-- Begin RECORDS SHOWN --

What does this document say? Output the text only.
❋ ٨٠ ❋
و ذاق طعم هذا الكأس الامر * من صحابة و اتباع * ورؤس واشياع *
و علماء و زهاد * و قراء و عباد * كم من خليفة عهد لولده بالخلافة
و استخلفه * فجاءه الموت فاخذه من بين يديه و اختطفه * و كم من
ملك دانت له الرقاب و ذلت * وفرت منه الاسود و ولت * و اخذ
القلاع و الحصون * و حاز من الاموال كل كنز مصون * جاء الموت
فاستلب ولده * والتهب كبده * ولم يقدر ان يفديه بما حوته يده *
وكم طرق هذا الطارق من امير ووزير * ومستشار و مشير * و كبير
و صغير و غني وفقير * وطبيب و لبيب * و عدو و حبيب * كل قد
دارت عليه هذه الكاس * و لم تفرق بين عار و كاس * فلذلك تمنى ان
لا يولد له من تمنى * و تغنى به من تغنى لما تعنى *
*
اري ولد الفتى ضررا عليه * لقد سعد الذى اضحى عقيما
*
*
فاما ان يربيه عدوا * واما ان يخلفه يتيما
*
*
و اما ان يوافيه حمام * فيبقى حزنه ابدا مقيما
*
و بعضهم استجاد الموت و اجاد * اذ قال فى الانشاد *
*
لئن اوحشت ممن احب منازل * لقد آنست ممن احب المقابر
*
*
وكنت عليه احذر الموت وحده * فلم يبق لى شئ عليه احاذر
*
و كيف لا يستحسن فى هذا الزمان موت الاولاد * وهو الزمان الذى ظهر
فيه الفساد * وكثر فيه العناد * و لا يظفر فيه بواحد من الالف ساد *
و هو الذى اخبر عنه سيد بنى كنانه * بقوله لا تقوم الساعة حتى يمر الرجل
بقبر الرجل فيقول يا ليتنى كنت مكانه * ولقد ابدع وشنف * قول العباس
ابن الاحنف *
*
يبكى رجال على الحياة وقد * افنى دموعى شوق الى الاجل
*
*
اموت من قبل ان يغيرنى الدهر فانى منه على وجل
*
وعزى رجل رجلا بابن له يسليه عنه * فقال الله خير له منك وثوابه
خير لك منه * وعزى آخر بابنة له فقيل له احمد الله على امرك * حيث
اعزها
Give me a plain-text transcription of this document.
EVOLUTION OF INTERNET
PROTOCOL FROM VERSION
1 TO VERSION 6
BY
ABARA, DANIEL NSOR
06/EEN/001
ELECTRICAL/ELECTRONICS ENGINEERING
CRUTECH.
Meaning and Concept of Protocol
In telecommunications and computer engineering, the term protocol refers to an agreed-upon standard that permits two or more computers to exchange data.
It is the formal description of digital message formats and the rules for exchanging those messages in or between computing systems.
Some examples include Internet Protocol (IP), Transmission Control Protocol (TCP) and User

-- End RECORDS SHOWN --

EXERCISE DETAILS — Restate the whole listing exactly.

OUTPUT —
What does this document say? Output the text only.
❋ ٨٠ ❋
و ذاق طعم هذا الكأس الامر * من صحابة و اتباع * ورؤس واشياع *
و علماء و زهاد * و قراء و عباد * كم من خليفة عهد لولده بالخلافة
و استخلفه * فجاءه الموت فاخذه من بين يديه و اختطفه * و كم من
ملك دانت له الرقاب و ذلت * وفرت منه الاسود و ولت * و اخذ
القلاع و الحصون * و حاز من الاموال كل كنز مصون * جاء الموت
فاستلب ولده * والتهب كبده * ولم يقدر ان يفديه بما حوته يده *
وكم طرق هذا الطارق من امير ووزير * ومستشار و مشير * و كبير
و صغير و غني وفقير * وطبيب و لبيب * و عدو و حبيب * كل قد
دارت عليه هذه الكاس * و لم تفرق بين عار و كاس * فلذلك تمنى ان
لا يولد له من تمنى * و تغنى به من تغنى لما تعنى *
*
اري ولد الفتى ضررا عليه * لقد سعد الذى اضحى عقيما
*
*
فاما ان يربيه عدوا * واما ان يخلفه يتيما
*
*
و اما ان يوافيه حمام * فيبقى حزنه ابدا مقيما
*
و بعضهم استجاد الموت و اجاد * اذ قال فى الانشاد *
*
لئن اوحشت ممن احب منازل * لقد آنست ممن احب المقابر
*
*
وكنت عليه احذر الموت وحده * فلم يبق لى شئ عليه احاذر
*
و كيف لا يستحسن فى هذا الزمان موت الاولاد * وهو الزمان الذى ظهر
فيه الفساد * وكثر فيه العناد * و لا يظفر فيه بواحد من الالف ساد *
و هو الذى اخبر عنه سيد بنى كنانه * بقوله لا تقوم الساعة حتى يمر الرجل
بقبر الرجل فيقول يا ليتنى كنت مكانه * ولقد ابدع وشنف * قول العباس
ابن الاحنف *
*
يبكى رجال على الحياة وقد * افنى دموعى شوق الى الاجل
*
*
اموت من قبل ان يغيرنى الدهر فانى منه على وجل
*
وعزى رجل رجلا بابن له يسليه عنه * فقال الله خير له منك وثوابه
خير لك منه * وعزى آخر بابنة له فقيل له احمد الله على امرك * حيث
اعزها
Give me a plain-text transcription of this document.
EVOLUTION OF INTERNET
PROTOCOL FROM VERSION
1 TO VERSION 6
BY
ABARA, DANIEL NSOR
06/EEN/001
ELECTRICAL/ELECTRONICS ENGINEERING
CRUTECH.
Meaning and Concept of Protocol
In telecommunications and computer engineering, the term protocol refers to an agreed-upon standard that permits two or more computers to exchange data.
It is the formal description of digital message formats and the rules for exchanging those messages in or between computing systems.
Some examples include Internet Protocol (IP), Transmission Control Protocol (TCP) and User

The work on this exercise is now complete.